▸ **Problema proposto**: Puoi proseguire il testo sul progetto teatrale L’Âge d’Or a partire dal punto in cui si interrompe?

▸ **Testo estratto**:
━━━━━━━━━━━━━━━━

Centri commerciali, uffici e banche. Sono questi i palcoscenici scelti da Igor Cardellini e Tomas Gonzalez per il loro L’Âge d’Or(al Santarcangelo Festival dal 13/07). Un progetto iniziato qualche anno fa che mira ad analizzare e riproporre la complessità dell’era contemporanea attraverso il linguaggio teatrale. Strutturato come un vero e proprio tour guidato, L’Âge d’Or […]

CARDELLINI GONZALEZ – Golden Age ©Michiel Devijver

Centri commerciali, uffici e banche. Sono questi i palcoscenici scelti da Igor Cardellini e Tomas Gonzalez per il loro L’Âge d’Or(al Santarcangelo Festival dal 13/07). Un progetto iniziato qualche anno fa che mira ad analizzare e riproporre la complessità dell’era contemporanea attraverso il linguaggio teatrale. Strutturato come un vero e proprio tour guidato, L’Âge d’Or vuole svelare allo spettatore le dinamiche nascoste che muovono la società immergendolo nei luoghi che ne sono la massima materializzazione. In occasione di Santarcangelo il duo ha scelto di portare gli spettatori alla scoperta di un centro commerciale di Rimini, città che ha fatto del turismo di massa la colonna portante della sua economia. Eliminando le distanze tra performer e pubblico e facendo propri alcuni principi dell’antropologia e delle scienze umane, L’Âge d’Or esplora quei luoghi presenti in ogni città per sviluppare un nuovo sguardo su di essi e sulla società che li ha creati.

Guendalina Piselli: L’Âge d’Or is a project about architecture, power and capitalism. When and how did you start it?

Igor Cardellini: We started a few years ago – I would say four years ago – to have the idea of the project. We began to think about those places, those buildings, that are part of every city, those that we don’t pay attention to but that still materialize ideals and forces guiding our societies in a way or another. This is the reason we decided to choose three types of buildings (shopping centers, office buildings and banks), to tackle three central areas of our capitalistic societies: consumption with shopping centers, wage labor with office buildings and capital/finance with the banks. 

Tomas Gonzalez: We consider these as three pillars of capitalism as we still know it today.

IC: We premiered the first guided tour in office buildings one year ago in Lausanne. Then we created the shopping center tour and we will write the bank tour soon.  

GP: I know it’s the easiest link I could make but L’Âge d’Or is the title of one of the most iconic surrealist film. A masterpiece by Luis Bunuel with the collaboration of Salvador Dalì about and against social conventions of their time. Which is the aim of yours?

━━━━━━━━━━━━━━━━

▸ **Dati forniti**:
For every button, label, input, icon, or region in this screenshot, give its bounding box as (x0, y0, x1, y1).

━━━━━━━━━━━━━━━━

▸ **Risultato**:
TG: L’Âge d’Or is a surrealistic film so there is no direct connection, I would say. I mean the critical aspect of course is a part of what we do as well but there is not a direct connection. We are referring to what is called in France “the glorious 30s” after the Second World War – when abundance seemed at hand. We also make a link to the myth of the Golden age as a part of the Greek and Roman mythologies and the idea of a timeless prosperity in a world of infinite resources.

IC: But indeed, we try to put people in a situation that allows them to have slightly different look at places they frequent in their everyday life without really looking at them. We are trying to create a kind of process of estrangement, so you end this experience with a different point of view. 

GP: Shopping centers, banks and offices could be related to the idea of nonluoghi as Marc Augé defined theme. Spaces created just to cross, not to live. Places where you are just supposed to produce and consume…

IC: We are definitely attached to this vision but we also refer to a concept theorized by Michel Lussault which is hyper places. The mall fits well with this definition of a hyper place. In Lussault’s idea, a hyper place is also a place that condenses different scales, a place that condenses local, regional, national, international and global at the same time. The mall is really this, it’s a kind of simulacrum of the globalized city and it contains a sort of artificial multilayered version of the world. 

GP: For Santarcangelo Festival, you choose a mall in Rimini. Why is this the right place for your work? 

IC: Rimini is a really interesting place because it is a touristic destination and the city’s economy is really oriented towards mass tourism. L’Âge d’or is a theater performance in which we play with the codes of the guided tours, which is an activity that has been developed a lot through mass tourism. The phenomenon of mass tourism and the image of beaches go also with the mall and consumption and a certain vision of how you enjoy life, how you split it between work and leisure. And leisure is often associated with consumption. Seaside destinations such as Rimini embody this quite well.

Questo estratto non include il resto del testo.